Recorded information –
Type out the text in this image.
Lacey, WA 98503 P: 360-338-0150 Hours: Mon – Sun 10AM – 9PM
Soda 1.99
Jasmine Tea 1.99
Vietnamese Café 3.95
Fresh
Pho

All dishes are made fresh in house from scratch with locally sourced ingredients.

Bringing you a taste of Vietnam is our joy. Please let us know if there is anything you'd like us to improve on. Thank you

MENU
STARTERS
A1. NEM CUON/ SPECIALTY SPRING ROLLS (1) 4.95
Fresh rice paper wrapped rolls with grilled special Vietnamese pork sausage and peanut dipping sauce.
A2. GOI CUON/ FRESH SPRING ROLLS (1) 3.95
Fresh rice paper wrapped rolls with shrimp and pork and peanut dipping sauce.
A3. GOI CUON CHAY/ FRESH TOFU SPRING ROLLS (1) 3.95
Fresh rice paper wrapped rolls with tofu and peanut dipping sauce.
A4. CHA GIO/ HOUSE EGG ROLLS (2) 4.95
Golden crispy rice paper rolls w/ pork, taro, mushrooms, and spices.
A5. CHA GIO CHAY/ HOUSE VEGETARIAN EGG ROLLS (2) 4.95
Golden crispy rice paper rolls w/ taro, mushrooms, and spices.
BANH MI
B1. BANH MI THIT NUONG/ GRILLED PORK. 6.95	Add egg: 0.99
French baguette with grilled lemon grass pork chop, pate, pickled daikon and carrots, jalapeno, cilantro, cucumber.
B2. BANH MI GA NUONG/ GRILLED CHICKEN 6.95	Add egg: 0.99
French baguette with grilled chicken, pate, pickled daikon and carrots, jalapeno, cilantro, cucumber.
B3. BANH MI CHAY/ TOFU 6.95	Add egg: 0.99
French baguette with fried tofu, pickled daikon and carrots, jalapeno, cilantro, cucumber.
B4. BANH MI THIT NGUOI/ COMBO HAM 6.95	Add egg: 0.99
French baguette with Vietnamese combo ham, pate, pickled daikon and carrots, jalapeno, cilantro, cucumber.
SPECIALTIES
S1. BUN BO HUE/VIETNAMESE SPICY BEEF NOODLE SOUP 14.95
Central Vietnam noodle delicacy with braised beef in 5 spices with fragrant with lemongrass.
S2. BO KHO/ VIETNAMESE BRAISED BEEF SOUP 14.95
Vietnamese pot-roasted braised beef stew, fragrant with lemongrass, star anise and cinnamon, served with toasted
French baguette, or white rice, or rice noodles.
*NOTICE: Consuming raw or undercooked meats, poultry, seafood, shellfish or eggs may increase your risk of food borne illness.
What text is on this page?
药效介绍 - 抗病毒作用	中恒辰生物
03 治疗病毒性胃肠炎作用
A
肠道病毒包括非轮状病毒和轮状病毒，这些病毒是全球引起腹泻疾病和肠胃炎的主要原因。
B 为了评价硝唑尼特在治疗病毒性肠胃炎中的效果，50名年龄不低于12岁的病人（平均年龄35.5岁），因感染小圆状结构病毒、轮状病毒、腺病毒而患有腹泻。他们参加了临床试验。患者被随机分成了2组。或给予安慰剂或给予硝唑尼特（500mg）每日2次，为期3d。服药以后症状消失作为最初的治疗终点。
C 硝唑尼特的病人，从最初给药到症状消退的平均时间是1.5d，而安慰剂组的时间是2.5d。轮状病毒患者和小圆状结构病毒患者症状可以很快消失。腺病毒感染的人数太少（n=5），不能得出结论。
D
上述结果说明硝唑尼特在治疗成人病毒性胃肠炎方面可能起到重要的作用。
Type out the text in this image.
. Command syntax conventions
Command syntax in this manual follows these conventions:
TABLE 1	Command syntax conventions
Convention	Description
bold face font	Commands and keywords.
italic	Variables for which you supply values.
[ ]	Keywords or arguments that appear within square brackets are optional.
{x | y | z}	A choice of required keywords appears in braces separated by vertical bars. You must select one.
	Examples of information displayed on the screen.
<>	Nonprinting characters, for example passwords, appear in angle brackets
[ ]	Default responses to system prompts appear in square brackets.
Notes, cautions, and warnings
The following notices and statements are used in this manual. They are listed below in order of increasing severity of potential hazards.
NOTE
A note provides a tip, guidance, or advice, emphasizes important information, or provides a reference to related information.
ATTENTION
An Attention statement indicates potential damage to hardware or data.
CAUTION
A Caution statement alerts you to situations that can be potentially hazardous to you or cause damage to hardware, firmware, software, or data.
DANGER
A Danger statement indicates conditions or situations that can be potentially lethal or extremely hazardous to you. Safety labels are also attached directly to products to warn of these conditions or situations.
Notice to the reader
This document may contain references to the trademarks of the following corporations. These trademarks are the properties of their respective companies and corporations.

Exercise objective – Return the material in full, exactly as shown.

Exercise response –
Type out the text in this image.
Lacey, WA 98503 P: 360-338-0150 Hours: Mon – Sun 10AM – 9PM
Soda 1.99
Jasmine Tea 1.99
Vietnamese Café 3.95
Fresh
Pho

All dishes are made fresh in house from scratch with locally sourced ingredients.

Bringing you a taste of Vietnam is our joy. Please let us know if there is anything you'd like us to improve on. Thank you

MENU
STARTERS
A1. NEM CUON/ SPECIALTY SPRING ROLLS (1) 4.95
Fresh rice paper wrapped rolls with grilled special Vietnamese pork sausage and peanut dipping sauce.
A2. GOI CUON/ FRESH SPRING ROLLS (1) 3.95
Fresh rice paper wrapped rolls with shrimp and pork and peanut dipping sauce.
A3. GOI CUON CHAY/ FRESH TOFU SPRING ROLLS (1) 3.95
Fresh rice paper wrapped rolls with tofu and peanut dipping sauce.
A4. CHA GIO/ HOUSE EGG ROLLS (2) 4.95
Golden crispy rice paper rolls w/ pork, taro, mushrooms, and spices.
A5. CHA GIO CHAY/ HOUSE VEGETARIAN EGG ROLLS (2) 4.95
Golden crispy rice paper rolls w/ taro, mushrooms, and spices.
BANH MI
B1. BANH MI THIT NUONG/ GRILLED PORK. 6.95	Add egg: 0.99
French baguette with grilled lemon grass pork chop, pate, pickled daikon and carrots, jalapeno, cilantro, cucumber.
B2. BANH MI GA NUONG/ GRILLED CHICKEN 6.95	Add egg: 0.99
French baguette with grilled chicken, pate, pickled daikon and carrots, jalapeno, cilantro, cucumber.
B3. BANH MI CHAY/ TOFU 6.95	Add egg: 0.99
French baguette with fried tofu, pickled daikon and carrots, jalapeno, cilantro, cucumber.
B4. BANH MI THIT NGUOI/ COMBO HAM 6.95	Add egg: 0.99
French baguette with Vietnamese combo ham, pate, pickled daikon and carrots, jalapeno, cilantro, cucumber.
SPECIALTIES
S1. BUN BO HUE/VIETNAMESE SPICY BEEF NOODLE SOUP 14.95
Central Vietnam noodle delicacy with braised beef in 5 spices with fragrant with lemongrass.
S2. BO KHO/ VIETNAMESE BRAISED BEEF SOUP 14.95
Vietnamese pot-roasted braised beef stew, fragrant with lemongrass, star anise and cinnamon, served with toasted
French baguette, or white rice, or rice noodles.
*NOTICE: Consuming raw or undercooked meats, poultry, seafood, shellfish or eggs may increase your risk of food borne illness.
What text is on this page?
药效介绍 - 抗病毒作用	中恒辰生物
03 治疗病毒性胃肠炎作用
A
肠道病毒包括非轮状病毒和轮状病毒，这些病毒是全球引起腹泻疾病和肠胃炎的主要原因。
B 为了评价硝唑尼特在治疗病毒性肠胃炎中的效果，50名年龄不低于12岁的病人（平均年龄35.5岁），因感染小圆状结构病毒、轮状病毒、腺病毒而患有腹泻。他们参加了临床试验。患者被随机分成了2组。或给予安慰剂或给予硝唑尼特（500mg）每日2次，为期3d。服药以后症状消失作为最初的治疗终点。
C 硝唑尼特的病人，从最初给药到症状消退的平均时间是1.5d，而安慰剂组的时间是2.5d。轮状病毒患者和小圆状结构病毒患者症状可以很快消失。腺病毒感染的人数太少（n=5），不能得出结论。
D
上述结果说明硝唑尼特在治疗成人病毒性胃肠炎方面可能起到重要的作用。
Type out the text in this image.
. Command syntax conventions
Command syntax in this manual follows these conventions:
TABLE 1	Command syntax conventions
Convention	Description
bold face font	Commands and keywords.
italic	Variables for which you supply values.
[ ]	Keywords or arguments that appear within square brackets are optional.
{x | y | z}	A choice of required keywords appears in braces separated by vertical bars. You must select one.
	Examples of information displayed on the screen.
<>	Nonprinting characters, for example passwords, appear in angle brackets
[ ]	Default responses to system prompts appear in square brackets.
Notes, cautions, and warnings
The following notices and statements are used in this manual. They are listed below in order of increasing severity of potential hazards.
NOTE
A note provides a tip, guidance, or advice, emphasizes important information, or provides a reference to related information.
ATTENTION
An Attention statement indicates potential damage to hardware or data.
CAUTION
A Caution statement alerts you to situations that can be potentially hazardous to you or cause damage to hardware, firmware, software, or data.
DANGER
A Danger statement indicates conditions or situations that can be potentially lethal or extremely hazardous to you. Safety labels are also attached directly to products to warn of these conditions or situations.
Notice to the reader
This document may contain references to the trademarks of the following corporations. These trademarks are the properties of their respective companies and corporations.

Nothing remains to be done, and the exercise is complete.